• [TASK BRIEF]:
Pull each line holding the word "JSON" from the data.
##########
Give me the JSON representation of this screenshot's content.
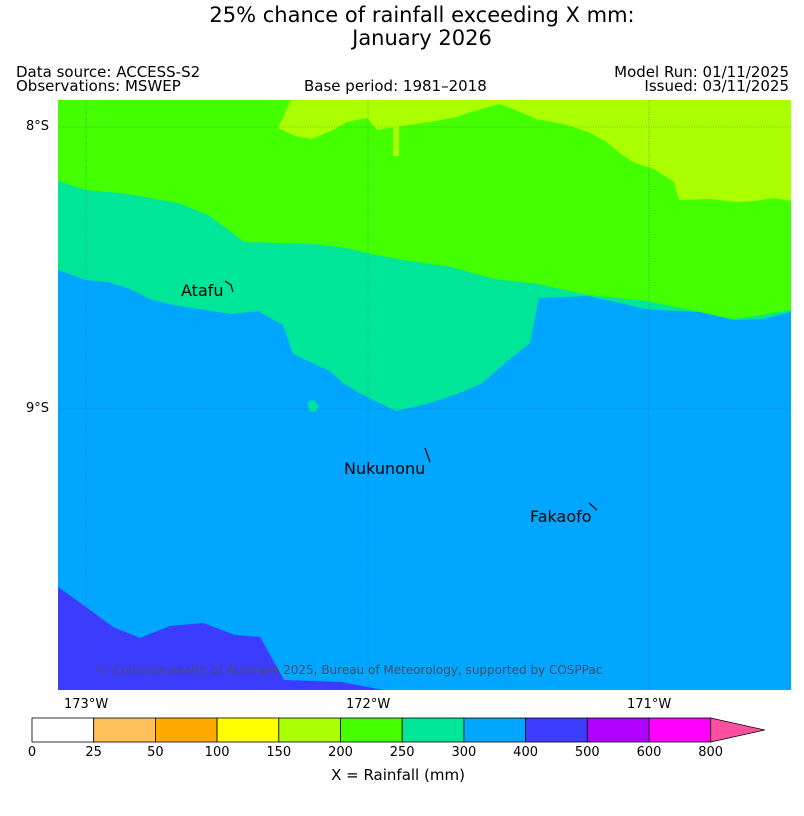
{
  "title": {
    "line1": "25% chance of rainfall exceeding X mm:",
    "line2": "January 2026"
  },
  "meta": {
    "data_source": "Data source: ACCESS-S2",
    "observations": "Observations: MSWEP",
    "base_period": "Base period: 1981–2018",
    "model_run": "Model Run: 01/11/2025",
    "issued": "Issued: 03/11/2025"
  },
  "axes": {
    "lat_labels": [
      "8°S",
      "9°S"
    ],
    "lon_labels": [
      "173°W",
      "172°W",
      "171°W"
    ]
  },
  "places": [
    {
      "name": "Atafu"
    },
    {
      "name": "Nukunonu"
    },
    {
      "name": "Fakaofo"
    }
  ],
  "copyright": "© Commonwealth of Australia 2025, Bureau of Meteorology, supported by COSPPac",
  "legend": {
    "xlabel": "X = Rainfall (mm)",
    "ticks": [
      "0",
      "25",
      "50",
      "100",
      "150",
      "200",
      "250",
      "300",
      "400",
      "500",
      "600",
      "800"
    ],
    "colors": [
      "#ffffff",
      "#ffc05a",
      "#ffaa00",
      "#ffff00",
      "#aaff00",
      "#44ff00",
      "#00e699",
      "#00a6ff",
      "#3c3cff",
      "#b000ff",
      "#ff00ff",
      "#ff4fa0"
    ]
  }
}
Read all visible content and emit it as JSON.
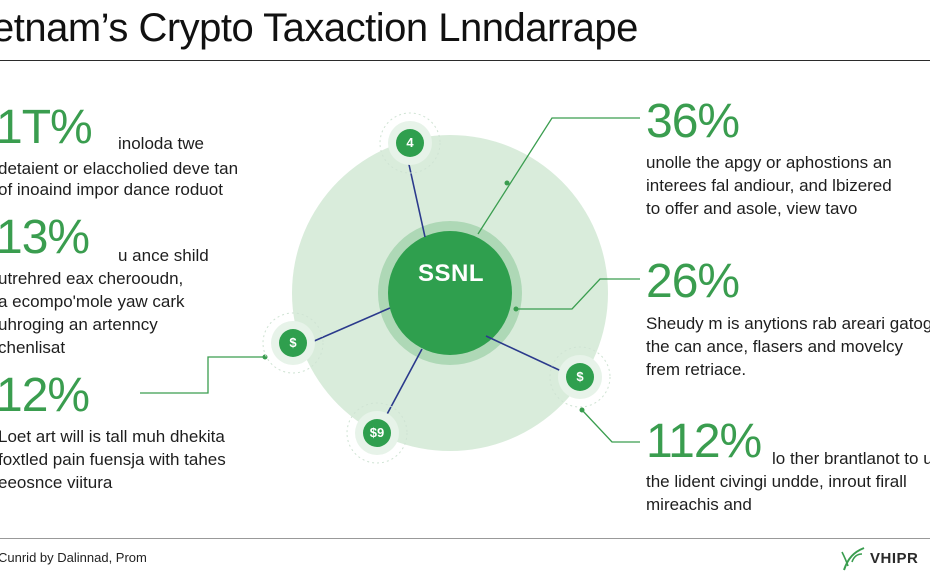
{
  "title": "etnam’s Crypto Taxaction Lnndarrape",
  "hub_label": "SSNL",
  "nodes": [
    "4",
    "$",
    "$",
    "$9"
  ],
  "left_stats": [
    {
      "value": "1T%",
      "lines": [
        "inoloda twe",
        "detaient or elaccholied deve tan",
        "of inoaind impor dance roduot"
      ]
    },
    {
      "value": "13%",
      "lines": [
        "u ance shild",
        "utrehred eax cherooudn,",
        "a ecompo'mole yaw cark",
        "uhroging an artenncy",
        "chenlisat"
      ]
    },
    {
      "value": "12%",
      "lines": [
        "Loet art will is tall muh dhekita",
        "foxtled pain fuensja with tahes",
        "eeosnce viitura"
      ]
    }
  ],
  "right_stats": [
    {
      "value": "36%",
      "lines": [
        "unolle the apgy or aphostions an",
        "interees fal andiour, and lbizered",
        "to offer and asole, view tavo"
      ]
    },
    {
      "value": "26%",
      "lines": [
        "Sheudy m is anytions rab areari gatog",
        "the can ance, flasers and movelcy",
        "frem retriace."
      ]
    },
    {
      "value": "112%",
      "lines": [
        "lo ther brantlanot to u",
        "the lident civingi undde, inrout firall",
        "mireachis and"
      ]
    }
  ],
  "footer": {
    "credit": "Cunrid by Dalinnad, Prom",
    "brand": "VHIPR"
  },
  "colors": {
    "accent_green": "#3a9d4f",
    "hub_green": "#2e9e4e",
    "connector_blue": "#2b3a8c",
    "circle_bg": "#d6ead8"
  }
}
##########
• [WRITTEN RESPONSE]:
Give me the JSON representation of this screenshot's content.
Read all visible content and emit it as JSON.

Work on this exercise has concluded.